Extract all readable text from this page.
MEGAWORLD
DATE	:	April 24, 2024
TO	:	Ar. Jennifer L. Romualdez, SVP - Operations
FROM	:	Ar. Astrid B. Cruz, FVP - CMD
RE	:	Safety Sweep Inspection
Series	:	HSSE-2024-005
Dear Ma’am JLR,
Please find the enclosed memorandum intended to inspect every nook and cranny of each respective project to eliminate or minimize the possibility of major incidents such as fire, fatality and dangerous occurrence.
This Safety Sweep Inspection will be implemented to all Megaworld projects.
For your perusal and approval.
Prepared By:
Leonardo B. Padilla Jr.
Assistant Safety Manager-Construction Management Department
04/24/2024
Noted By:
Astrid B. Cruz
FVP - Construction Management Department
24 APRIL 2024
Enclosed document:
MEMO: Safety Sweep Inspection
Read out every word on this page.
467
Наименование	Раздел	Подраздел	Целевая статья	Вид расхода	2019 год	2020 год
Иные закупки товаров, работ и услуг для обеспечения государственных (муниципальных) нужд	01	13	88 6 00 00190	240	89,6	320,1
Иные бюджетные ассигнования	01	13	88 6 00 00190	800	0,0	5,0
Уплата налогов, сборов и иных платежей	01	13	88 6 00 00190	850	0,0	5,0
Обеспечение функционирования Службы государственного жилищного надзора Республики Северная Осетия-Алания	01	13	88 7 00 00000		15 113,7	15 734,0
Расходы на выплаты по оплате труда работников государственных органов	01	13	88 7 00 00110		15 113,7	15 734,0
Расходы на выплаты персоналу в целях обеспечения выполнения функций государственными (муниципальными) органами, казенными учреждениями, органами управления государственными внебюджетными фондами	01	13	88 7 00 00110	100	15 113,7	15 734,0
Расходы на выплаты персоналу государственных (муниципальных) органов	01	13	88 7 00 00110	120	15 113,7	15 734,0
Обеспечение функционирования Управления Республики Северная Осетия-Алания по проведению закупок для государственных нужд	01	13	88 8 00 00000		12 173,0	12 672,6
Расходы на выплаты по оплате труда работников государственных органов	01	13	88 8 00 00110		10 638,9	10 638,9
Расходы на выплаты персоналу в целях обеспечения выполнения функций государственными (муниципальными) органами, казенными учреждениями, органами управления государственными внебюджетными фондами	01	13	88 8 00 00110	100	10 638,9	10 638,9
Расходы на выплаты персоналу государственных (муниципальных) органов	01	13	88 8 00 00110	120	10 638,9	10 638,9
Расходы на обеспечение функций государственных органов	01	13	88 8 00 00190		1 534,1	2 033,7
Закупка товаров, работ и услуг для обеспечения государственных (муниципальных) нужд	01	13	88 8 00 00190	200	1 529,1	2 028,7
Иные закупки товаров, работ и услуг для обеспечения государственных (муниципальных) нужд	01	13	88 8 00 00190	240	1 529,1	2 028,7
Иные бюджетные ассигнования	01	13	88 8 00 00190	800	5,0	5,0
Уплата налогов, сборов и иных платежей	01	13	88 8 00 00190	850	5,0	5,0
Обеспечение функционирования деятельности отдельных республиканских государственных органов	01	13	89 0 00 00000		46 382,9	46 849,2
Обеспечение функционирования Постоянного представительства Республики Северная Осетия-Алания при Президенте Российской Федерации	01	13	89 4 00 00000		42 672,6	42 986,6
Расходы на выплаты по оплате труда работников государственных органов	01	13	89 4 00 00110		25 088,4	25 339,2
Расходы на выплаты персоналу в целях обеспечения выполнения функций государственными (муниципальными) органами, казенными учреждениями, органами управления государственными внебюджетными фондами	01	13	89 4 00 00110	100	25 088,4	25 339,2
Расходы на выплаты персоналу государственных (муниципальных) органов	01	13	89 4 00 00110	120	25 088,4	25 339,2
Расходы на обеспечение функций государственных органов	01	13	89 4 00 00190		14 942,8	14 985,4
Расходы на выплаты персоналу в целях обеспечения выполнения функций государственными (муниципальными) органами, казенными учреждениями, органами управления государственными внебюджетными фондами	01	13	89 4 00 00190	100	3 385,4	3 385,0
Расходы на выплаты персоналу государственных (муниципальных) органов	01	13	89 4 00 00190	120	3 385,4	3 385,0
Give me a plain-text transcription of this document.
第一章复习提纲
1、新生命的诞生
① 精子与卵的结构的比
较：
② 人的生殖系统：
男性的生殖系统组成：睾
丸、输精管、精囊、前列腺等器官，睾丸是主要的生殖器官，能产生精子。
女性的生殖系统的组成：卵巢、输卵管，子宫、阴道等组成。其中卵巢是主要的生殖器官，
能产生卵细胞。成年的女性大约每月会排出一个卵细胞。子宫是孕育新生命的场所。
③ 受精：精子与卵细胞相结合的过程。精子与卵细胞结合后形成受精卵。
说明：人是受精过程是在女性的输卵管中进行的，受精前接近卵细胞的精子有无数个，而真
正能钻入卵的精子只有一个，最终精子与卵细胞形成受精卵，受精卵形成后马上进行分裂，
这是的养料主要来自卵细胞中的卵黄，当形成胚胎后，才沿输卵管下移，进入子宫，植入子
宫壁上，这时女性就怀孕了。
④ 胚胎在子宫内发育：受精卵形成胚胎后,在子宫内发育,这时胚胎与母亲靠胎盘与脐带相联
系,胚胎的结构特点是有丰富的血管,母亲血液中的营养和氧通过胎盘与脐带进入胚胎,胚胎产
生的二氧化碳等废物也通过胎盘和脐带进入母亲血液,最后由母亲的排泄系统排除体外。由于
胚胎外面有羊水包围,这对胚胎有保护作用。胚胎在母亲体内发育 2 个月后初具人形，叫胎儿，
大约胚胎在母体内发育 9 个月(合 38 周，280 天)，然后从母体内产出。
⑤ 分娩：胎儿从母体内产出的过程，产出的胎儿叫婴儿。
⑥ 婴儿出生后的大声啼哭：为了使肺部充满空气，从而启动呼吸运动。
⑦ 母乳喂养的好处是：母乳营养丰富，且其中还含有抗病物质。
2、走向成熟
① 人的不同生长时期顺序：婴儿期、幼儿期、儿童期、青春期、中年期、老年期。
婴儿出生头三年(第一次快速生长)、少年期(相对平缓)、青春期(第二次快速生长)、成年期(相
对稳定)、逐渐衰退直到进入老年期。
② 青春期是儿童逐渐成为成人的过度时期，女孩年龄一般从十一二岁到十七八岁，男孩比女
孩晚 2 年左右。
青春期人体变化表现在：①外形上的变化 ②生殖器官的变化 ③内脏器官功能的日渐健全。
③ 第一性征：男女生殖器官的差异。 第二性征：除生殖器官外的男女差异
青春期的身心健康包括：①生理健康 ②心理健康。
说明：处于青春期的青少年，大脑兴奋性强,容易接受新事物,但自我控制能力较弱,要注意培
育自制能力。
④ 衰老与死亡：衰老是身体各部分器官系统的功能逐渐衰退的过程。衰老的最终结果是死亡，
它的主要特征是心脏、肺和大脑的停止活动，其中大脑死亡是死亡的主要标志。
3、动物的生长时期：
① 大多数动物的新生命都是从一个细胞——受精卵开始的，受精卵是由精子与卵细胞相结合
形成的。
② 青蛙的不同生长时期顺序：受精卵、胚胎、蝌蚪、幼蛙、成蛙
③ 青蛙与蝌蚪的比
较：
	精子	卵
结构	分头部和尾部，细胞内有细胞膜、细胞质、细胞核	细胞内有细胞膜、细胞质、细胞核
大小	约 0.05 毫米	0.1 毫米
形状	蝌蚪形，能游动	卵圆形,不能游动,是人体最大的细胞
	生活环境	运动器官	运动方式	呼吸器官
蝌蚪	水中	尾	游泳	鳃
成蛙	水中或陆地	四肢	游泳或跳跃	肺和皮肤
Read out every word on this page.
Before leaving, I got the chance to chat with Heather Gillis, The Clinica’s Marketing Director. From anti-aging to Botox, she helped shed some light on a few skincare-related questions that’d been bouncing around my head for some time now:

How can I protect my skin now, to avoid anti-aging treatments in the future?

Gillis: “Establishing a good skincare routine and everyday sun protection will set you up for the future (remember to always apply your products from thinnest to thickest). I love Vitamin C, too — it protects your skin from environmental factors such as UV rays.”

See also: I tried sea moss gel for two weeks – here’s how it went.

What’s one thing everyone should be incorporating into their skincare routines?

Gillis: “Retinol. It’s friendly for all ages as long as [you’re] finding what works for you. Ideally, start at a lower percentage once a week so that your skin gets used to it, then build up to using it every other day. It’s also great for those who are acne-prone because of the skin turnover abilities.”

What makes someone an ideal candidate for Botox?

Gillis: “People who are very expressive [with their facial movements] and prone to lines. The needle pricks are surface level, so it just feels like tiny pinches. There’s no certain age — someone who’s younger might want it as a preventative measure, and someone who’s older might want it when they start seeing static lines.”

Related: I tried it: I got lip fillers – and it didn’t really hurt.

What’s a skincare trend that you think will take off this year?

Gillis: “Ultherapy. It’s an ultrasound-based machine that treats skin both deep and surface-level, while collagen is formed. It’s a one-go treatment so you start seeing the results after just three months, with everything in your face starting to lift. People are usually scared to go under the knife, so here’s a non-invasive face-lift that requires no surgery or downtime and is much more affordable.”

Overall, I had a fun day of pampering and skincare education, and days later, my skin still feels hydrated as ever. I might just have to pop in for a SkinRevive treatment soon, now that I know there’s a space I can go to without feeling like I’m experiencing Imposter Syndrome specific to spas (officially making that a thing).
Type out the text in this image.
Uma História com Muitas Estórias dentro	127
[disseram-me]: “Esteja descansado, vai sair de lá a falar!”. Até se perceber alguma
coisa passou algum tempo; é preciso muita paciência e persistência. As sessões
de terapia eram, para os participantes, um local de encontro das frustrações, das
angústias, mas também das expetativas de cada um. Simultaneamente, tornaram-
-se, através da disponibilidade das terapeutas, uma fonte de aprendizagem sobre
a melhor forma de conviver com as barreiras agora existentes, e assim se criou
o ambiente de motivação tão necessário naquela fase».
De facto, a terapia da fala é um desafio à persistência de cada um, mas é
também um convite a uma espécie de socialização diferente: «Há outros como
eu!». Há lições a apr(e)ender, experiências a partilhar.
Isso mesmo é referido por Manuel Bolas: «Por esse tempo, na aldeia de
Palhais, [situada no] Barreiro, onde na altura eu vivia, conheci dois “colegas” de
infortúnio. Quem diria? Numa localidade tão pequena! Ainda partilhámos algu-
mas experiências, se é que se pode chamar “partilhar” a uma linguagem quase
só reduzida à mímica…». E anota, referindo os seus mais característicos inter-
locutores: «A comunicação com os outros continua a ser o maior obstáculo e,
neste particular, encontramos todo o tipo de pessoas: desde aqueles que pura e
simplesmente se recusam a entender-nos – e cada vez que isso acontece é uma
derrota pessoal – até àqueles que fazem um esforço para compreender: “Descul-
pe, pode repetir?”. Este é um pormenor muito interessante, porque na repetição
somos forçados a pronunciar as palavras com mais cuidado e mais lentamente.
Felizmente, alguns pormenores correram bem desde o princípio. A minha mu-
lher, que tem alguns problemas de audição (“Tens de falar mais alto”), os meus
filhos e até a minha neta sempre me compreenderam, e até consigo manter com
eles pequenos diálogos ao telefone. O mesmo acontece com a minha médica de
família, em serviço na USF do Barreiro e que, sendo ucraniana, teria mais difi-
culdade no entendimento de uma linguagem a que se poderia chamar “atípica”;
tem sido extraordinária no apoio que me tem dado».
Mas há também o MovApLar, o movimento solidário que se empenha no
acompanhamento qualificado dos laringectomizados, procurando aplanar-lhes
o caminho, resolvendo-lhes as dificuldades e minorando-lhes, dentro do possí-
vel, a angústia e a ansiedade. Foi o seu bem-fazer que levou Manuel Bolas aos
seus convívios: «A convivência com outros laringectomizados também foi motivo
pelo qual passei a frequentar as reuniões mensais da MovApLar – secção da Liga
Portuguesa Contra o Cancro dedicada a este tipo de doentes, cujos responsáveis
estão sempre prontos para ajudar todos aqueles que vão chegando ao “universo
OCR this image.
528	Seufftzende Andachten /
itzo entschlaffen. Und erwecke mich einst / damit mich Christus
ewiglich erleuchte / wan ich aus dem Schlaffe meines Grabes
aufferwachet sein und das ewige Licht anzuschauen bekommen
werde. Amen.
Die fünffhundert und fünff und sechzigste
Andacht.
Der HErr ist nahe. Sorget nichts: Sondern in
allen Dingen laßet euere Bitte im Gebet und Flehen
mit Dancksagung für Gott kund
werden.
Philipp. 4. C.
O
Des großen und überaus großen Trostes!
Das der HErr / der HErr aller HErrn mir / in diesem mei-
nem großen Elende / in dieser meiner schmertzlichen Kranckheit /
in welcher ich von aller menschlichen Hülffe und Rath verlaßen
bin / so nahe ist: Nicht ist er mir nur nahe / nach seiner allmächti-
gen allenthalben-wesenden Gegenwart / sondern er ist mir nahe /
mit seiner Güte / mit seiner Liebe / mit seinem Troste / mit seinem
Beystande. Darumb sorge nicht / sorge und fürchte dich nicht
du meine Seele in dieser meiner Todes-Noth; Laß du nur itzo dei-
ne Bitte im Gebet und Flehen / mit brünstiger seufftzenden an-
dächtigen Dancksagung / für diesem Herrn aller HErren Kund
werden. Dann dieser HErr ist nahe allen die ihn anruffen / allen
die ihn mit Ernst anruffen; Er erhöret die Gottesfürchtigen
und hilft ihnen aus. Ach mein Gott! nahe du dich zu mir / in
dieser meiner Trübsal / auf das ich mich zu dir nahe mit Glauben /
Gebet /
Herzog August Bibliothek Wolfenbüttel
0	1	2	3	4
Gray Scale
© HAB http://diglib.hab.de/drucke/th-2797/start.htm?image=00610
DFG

○ ○ ○ ○ ○

Instructions for the task: Within the entries above, work out how many lines contain the word "itzo". The number alone is the answer.

Result for this exercise: 2